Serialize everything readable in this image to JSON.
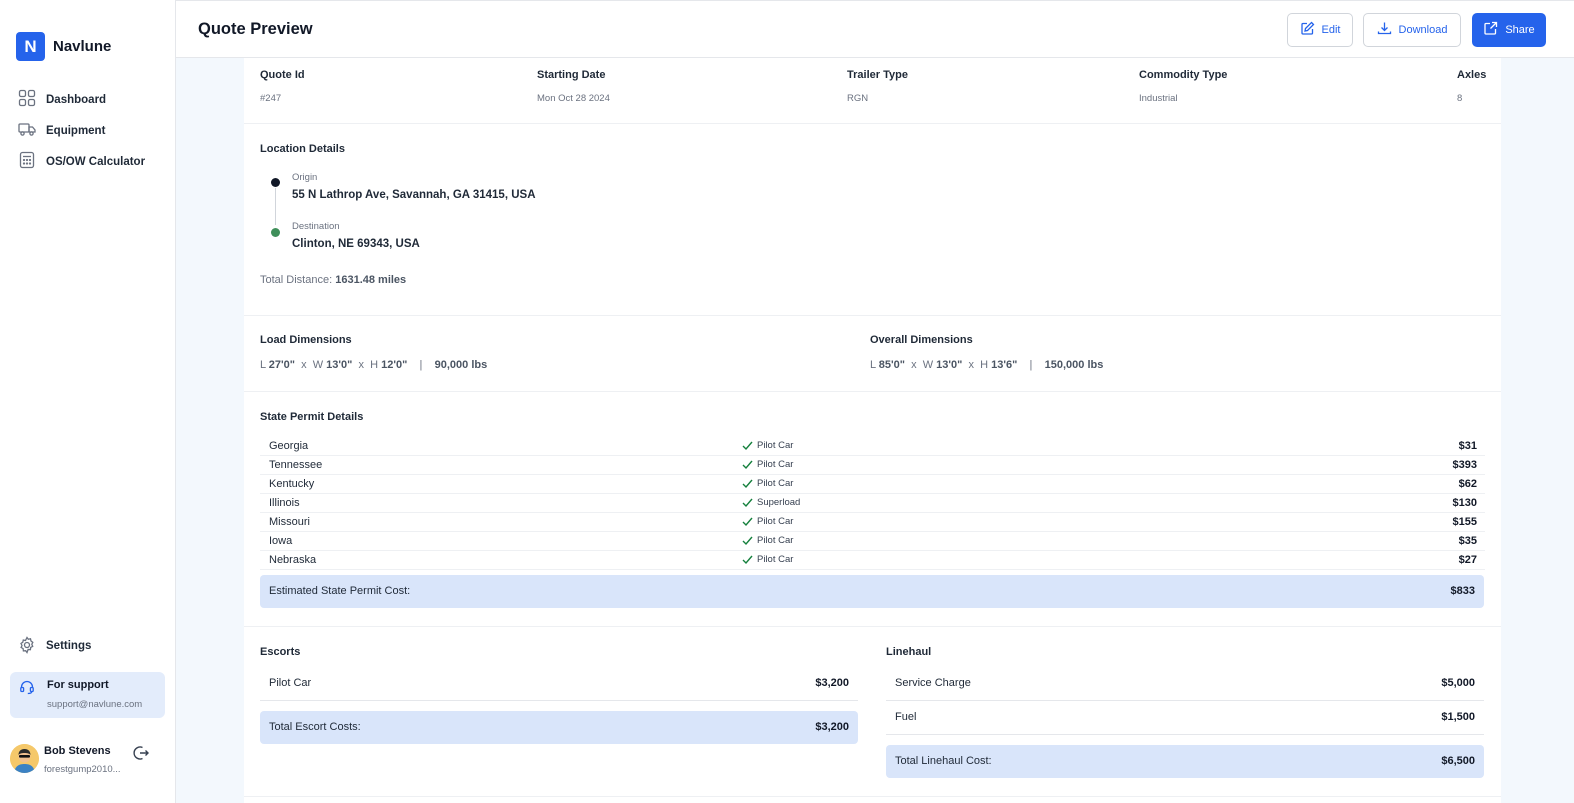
{
  "sidebar": {
    "brand_letter": "N",
    "brand_name": "Navlune",
    "nav": [
      {
        "label": "Dashboard",
        "icon": "grid-icon"
      },
      {
        "label": "Equipment",
        "icon": "truck-icon"
      },
      {
        "label": "OS/OW Calculator",
        "icon": "calculator-icon"
      }
    ],
    "settings_label": "Settings",
    "support": {
      "title": "For support",
      "email": "support@navlune.com"
    },
    "user": {
      "name": "Bob Stevens",
      "email": "forestgump2010..."
    }
  },
  "header": {
    "title": "Quote Preview",
    "edit_label": "Edit",
    "download_label": "Download",
    "share_label": "Share"
  },
  "quote": {
    "headers": [
      "Quote Id",
      "Starting Date",
      "Trailer Type",
      "Commodity Type",
      "Axles"
    ],
    "values": [
      "#247",
      "Mon Oct 28 2024",
      "RGN",
      "Industrial",
      "8"
    ]
  },
  "location": {
    "title": "Location Details",
    "origin_caption": "Origin",
    "origin": "55 N Lathrop Ave, Savannah, GA 31415, USA",
    "destination_caption": "Destination",
    "destination": "Clinton, NE 69343, USA",
    "distance_label": "Total Distance:",
    "distance_value": "1631.48 miles"
  },
  "dimensions": {
    "load": {
      "title": "Load Dimensions",
      "l": "27'0\"",
      "w": "13'0\"",
      "h": "12'0\"",
      "weight": "90,000 lbs"
    },
    "overall": {
      "title": "Overall Dimensions",
      "l": "85'0\"",
      "w": "13'0\"",
      "h": "13'6\"",
      "weight": "150,000 lbs"
    },
    "l_prefix": "L",
    "w_prefix": "W",
    "h_prefix": "H",
    "x_sep": "x",
    "pipe": "|"
  },
  "permits": {
    "title": "State Permit Details",
    "rows": [
      {
        "state": "Georgia",
        "type": "Pilot Car",
        "amount": "$31"
      },
      {
        "state": "Tennessee",
        "type": "Pilot Car",
        "amount": "$393"
      },
      {
        "state": "Kentucky",
        "type": "Pilot Car",
        "amount": "$62"
      },
      {
        "state": "Illinois",
        "type": "Superload",
        "amount": "$130"
      },
      {
        "state": "Missouri",
        "type": "Pilot Car",
        "amount": "$155"
      },
      {
        "state": "Iowa",
        "type": "Pilot Car",
        "amount": "$35"
      },
      {
        "state": "Nebraska",
        "type": "Pilot Car",
        "amount": "$27"
      }
    ],
    "total_label": "Estimated State Permit Cost:",
    "total_amount": "$833"
  },
  "escorts": {
    "title": "Escorts",
    "items": [
      {
        "label": "Pilot Car",
        "amount": "$3,200"
      }
    ],
    "total_label": "Total Escort Costs:",
    "total_amount": "$3,200"
  },
  "linehaul": {
    "title": "Linehaul",
    "items": [
      {
        "label": "Service Charge",
        "amount": "$5,000"
      },
      {
        "label": "Fuel",
        "amount": "$1,500"
      }
    ],
    "total_label": "Total Linehaul Cost:",
    "total_amount": "$6,500"
  },
  "colors": {
    "accent": "#2563eb",
    "total_bg": "#d9e5fa",
    "origin_dot": "#111827",
    "destination_dot": "#3f8f5a",
    "check": "#15803d"
  }
}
-*-
## [SHORT EXERCISE]
Omitting all images, retype each line of the records precisely.

## [TASK SOLUTION]
Serialize everything readable in this image to JSON.
{
  "sidebar": {
    "brand_letter": "N",
    "brand_name": "Navlune",
    "nav": [
      {
        "label": "Dashboard",
        "icon": "grid-icon"
      },
      {
        "label": "Equipment",
        "icon": "truck-icon"
      },
      {
        "label": "OS/OW Calculator",
        "icon": "calculator-icon"
      }
    ],
    "settings_label": "Settings",
    "support": {
      "title": "For support",
      "email": "support@navlune.com"
    },
    "user": {
      "name": "Bob Stevens",
      "email": "forestgump2010..."
    }
  },
  "header": {
    "title": "Quote Preview",
    "edit_label": "Edit",
    "download_label": "Download",
    "share_label": "Share"
  },
  "quote": {
    "headers": [
      "Quote Id",
      "Starting Date",
      "Trailer Type",
      "Commodity Type",
      "Axles"
    ],
    "values": [
      "#247",
      "Mon Oct 28 2024",
      "RGN",
      "Industrial",
      "8"
    ]
  },
  "location": {
    "title": "Location Details",
    "origin_caption": "Origin",
    "origin": "55 N Lathrop Ave, Savannah, GA 31415, USA",
    "destination_caption": "Destination",
    "destination": "Clinton, NE 69343, USA",
    "distance_label": "Total Distance:",
    "distance_value": "1631.48 miles"
  },
  "dimensions": {
    "load": {
      "title": "Load Dimensions",
      "l": "27'0\"",
      "w": "13'0\"",
      "h": "12'0\"",
      "weight": "90,000 lbs"
    },
    "overall": {
      "title": "Overall Dimensions",
      "l": "85'0\"",
      "w": "13'0\"",
      "h": "13'6\"",
      "weight": "150,000 lbs"
    },
    "l_prefix": "L",
    "w_prefix": "W",
    "h_prefix": "H",
    "x_sep": "x",
    "pipe": "|"
  },
  "permits": {
    "title": "State Permit Details",
    "rows": [
      {
        "state": "Georgia",
        "type": "Pilot Car",
        "amount": "$31"
      },
      {
        "state": "Tennessee",
        "type": "Pilot Car",
        "amount": "$393"
      },
      {
        "state": "Kentucky",
        "type": "Pilot Car",
        "amount": "$62"
      },
      {
        "state": "Illinois",
        "type": "Superload",
        "amount": "$130"
      },
      {
        "state": "Missouri",
        "type": "Pilot Car",
        "amount": "$155"
      },
      {
        "state": "Iowa",
        "type": "Pilot Car",
        "amount": "$35"
      },
      {
        "state": "Nebraska",
        "type": "Pilot Car",
        "amount": "$27"
      }
    ],
    "total_label": "Estimated State Permit Cost:",
    "total_amount": "$833"
  },
  "escorts": {
    "title": "Escorts",
    "items": [
      {
        "label": "Pilot Car",
        "amount": "$3,200"
      }
    ],
    "total_label": "Total Escort Costs:",
    "total_amount": "$3,200"
  },
  "linehaul": {
    "title": "Linehaul",
    "items": [
      {
        "label": "Service Charge",
        "amount": "$5,000"
      },
      {
        "label": "Fuel",
        "amount": "$1,500"
      }
    ],
    "total_label": "Total Linehaul Cost:",
    "total_amount": "$6,500"
  },
  "colors": {
    "accent": "#2563eb",
    "total_bg": "#d9e5fa",
    "origin_dot": "#111827",
    "destination_dot": "#3f8f5a",
    "check": "#15803d"
  }
}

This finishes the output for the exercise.